Copy the records word for word from the first line through the line containing "947, 810, 972]", including that line.

**STORED DATA**
********

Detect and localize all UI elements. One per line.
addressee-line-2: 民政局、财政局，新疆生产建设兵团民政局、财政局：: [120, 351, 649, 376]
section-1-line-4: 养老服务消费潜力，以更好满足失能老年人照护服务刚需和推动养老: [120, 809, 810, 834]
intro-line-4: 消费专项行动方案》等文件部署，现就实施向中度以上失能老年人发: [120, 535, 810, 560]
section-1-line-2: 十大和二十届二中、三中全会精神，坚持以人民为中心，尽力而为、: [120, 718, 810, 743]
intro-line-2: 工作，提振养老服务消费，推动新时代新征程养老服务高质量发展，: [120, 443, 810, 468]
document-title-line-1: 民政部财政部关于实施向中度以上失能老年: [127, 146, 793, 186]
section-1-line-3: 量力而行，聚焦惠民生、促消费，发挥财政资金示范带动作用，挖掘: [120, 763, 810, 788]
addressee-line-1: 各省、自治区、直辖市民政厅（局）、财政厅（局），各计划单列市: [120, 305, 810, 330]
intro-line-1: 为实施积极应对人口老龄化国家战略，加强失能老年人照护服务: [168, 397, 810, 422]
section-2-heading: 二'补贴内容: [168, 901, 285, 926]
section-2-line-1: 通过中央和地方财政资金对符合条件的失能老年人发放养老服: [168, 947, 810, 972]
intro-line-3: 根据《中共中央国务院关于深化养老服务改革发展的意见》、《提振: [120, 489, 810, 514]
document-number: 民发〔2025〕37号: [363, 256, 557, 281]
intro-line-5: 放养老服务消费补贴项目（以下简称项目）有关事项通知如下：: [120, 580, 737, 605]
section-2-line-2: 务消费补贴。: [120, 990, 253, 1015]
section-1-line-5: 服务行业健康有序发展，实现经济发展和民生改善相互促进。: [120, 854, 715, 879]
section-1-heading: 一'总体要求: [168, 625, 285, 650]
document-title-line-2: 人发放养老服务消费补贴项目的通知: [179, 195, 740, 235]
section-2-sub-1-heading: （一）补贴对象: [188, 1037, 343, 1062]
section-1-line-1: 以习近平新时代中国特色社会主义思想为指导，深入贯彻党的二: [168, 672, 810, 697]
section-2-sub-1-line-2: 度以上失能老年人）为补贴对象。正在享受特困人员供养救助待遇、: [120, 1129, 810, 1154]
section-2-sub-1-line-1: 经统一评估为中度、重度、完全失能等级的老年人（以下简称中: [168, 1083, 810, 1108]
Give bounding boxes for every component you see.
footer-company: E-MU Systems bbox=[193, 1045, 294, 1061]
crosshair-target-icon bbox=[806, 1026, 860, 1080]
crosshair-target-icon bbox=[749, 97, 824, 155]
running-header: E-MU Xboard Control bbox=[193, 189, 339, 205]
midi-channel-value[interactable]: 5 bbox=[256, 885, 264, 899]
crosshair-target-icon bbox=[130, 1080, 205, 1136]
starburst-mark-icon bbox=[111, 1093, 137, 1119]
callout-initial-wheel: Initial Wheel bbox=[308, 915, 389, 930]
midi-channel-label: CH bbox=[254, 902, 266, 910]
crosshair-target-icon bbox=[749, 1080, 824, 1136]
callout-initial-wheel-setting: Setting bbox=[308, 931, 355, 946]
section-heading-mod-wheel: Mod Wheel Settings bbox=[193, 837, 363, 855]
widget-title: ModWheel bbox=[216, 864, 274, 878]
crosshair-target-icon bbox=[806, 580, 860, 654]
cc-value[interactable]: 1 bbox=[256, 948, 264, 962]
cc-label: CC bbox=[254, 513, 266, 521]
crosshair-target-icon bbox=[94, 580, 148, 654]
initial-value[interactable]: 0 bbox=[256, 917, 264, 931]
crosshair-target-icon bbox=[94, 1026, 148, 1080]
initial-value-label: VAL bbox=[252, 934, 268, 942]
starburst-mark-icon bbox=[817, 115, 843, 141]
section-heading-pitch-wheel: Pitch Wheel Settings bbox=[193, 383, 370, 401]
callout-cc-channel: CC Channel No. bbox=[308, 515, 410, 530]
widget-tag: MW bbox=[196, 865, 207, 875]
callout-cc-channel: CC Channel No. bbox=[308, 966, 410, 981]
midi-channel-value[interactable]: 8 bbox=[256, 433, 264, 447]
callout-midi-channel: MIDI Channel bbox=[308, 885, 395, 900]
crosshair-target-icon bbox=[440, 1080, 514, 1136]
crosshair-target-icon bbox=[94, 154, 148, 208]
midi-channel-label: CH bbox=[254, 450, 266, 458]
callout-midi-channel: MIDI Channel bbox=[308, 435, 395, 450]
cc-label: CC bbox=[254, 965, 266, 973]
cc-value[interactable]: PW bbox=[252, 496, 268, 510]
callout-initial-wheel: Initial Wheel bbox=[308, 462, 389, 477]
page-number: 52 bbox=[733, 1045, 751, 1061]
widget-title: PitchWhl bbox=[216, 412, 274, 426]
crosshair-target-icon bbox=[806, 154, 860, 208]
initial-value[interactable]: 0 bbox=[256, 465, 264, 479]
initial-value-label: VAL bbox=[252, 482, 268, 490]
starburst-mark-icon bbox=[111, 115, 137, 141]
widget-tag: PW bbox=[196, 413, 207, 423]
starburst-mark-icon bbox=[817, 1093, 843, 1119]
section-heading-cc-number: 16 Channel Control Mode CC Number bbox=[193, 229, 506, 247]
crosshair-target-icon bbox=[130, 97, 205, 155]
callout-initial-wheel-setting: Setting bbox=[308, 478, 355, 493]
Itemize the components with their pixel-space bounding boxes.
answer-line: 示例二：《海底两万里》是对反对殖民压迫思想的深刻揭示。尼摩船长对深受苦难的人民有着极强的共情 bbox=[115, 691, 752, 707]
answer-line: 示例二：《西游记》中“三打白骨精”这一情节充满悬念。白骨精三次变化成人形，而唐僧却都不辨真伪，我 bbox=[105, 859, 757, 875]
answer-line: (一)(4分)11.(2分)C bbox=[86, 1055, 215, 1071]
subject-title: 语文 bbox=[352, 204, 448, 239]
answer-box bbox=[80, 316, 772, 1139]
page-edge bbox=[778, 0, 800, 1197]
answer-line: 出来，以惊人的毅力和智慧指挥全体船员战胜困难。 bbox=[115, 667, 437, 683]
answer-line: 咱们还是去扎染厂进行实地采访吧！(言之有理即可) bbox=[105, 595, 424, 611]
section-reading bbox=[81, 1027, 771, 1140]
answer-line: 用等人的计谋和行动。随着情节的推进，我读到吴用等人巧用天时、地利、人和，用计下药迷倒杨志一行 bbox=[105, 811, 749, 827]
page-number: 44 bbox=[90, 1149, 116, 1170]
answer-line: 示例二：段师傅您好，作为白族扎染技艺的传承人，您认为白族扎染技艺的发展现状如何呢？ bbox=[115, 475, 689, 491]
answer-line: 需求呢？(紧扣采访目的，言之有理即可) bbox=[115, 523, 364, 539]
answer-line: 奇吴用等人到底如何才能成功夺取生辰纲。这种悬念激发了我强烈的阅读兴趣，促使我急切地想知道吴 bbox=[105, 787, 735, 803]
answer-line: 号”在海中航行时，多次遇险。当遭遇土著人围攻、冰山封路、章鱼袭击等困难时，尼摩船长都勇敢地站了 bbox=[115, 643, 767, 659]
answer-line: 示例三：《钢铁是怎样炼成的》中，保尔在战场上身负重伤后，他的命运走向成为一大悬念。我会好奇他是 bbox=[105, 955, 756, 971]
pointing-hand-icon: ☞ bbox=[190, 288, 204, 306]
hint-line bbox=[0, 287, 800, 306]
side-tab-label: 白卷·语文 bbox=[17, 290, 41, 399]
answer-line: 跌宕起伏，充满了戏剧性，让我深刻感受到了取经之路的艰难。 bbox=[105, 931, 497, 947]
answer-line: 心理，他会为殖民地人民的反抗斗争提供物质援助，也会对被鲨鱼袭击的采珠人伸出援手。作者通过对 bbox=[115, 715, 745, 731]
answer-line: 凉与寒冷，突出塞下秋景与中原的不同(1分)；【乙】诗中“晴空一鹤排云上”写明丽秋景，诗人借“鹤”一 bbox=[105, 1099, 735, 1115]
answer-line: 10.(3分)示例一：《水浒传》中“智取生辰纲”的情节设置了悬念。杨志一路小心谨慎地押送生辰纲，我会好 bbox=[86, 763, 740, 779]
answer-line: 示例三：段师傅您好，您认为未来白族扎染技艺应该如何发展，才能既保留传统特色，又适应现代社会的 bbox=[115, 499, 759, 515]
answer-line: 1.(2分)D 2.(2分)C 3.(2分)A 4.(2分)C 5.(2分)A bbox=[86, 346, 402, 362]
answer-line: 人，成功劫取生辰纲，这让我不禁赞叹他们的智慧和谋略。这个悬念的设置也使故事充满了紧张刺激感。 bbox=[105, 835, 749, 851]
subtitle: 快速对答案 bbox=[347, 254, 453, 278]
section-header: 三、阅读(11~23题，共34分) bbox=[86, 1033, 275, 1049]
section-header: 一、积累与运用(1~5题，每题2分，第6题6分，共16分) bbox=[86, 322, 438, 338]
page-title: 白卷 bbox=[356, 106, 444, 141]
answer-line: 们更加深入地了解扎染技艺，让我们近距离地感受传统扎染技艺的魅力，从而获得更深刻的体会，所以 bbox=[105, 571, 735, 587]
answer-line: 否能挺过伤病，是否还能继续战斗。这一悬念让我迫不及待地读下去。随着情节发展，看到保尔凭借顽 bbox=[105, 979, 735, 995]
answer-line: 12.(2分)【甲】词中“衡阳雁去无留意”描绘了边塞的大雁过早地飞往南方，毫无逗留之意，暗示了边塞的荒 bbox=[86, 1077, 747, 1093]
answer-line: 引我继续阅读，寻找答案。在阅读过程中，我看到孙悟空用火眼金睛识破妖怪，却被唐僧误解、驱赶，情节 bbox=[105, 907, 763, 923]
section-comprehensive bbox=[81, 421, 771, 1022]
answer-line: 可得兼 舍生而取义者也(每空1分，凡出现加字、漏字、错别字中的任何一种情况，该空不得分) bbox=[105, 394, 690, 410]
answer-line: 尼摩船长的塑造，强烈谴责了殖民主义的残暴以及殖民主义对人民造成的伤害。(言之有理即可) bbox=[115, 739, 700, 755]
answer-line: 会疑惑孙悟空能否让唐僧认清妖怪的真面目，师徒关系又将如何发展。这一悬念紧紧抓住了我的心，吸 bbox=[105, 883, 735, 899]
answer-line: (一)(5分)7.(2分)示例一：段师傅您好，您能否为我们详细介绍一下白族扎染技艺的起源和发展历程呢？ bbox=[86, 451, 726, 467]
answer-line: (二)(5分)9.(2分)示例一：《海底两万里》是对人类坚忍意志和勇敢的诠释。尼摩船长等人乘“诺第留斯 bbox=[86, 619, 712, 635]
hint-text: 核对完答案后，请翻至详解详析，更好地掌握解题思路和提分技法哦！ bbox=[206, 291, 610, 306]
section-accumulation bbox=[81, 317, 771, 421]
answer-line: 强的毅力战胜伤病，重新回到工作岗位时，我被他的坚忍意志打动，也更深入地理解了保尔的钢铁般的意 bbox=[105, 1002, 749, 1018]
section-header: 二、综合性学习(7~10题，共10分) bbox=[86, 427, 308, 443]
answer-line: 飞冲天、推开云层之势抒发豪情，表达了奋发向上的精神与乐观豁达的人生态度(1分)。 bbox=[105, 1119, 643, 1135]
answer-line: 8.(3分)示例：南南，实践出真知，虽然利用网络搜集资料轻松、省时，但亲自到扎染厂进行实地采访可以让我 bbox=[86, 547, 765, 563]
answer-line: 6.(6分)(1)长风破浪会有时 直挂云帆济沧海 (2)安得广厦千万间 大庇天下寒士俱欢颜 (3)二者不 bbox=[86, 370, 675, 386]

********

**ANSWER TO THIS EXERCISE**
Detect and localize all UI elements. One per line.
addressee-line-2: 民政局、财政局，新疆生产建设兵团民政局、财政局：: [120, 351, 649, 376]
section-1-line-4: 养老服务消费潜力，以更好满足失能老年人照护服务刚需和推动养老: [120, 809, 810, 834]
intro-line-4: 消费专项行动方案》等文件部署，现就实施向中度以上失能老年人发: [120, 535, 810, 560]
section-1-line-2: 十大和二十届二中、三中全会精神，坚持以人民为中心，尽力而为、: [120, 718, 810, 743]
intro-line-2: 工作，提振养老服务消费，推动新时代新征程养老服务高质量发展，: [120, 443, 810, 468]
document-title-line-1: 民政部财政部关于实施向中度以上失能老年: [127, 146, 793, 186]
section-1-line-3: 量力而行，聚焦惠民生、促消费，发挥财政资金示范带动作用，挖掘: [120, 763, 810, 788]
addressee-line-1: 各省、自治区、直辖市民政厅（局）、财政厅（局），各计划单列市: [120, 305, 810, 330]
intro-line-1: 为实施积极应对人口老龄化国家战略，加强失能老年人照护服务: [168, 397, 810, 422]
section-2-heading: 二'补贴内容: [168, 901, 285, 926]
section-2-line-1: 通过中央和地方财政资金对符合条件的失能老年人发放养老服: [168, 947, 810, 972]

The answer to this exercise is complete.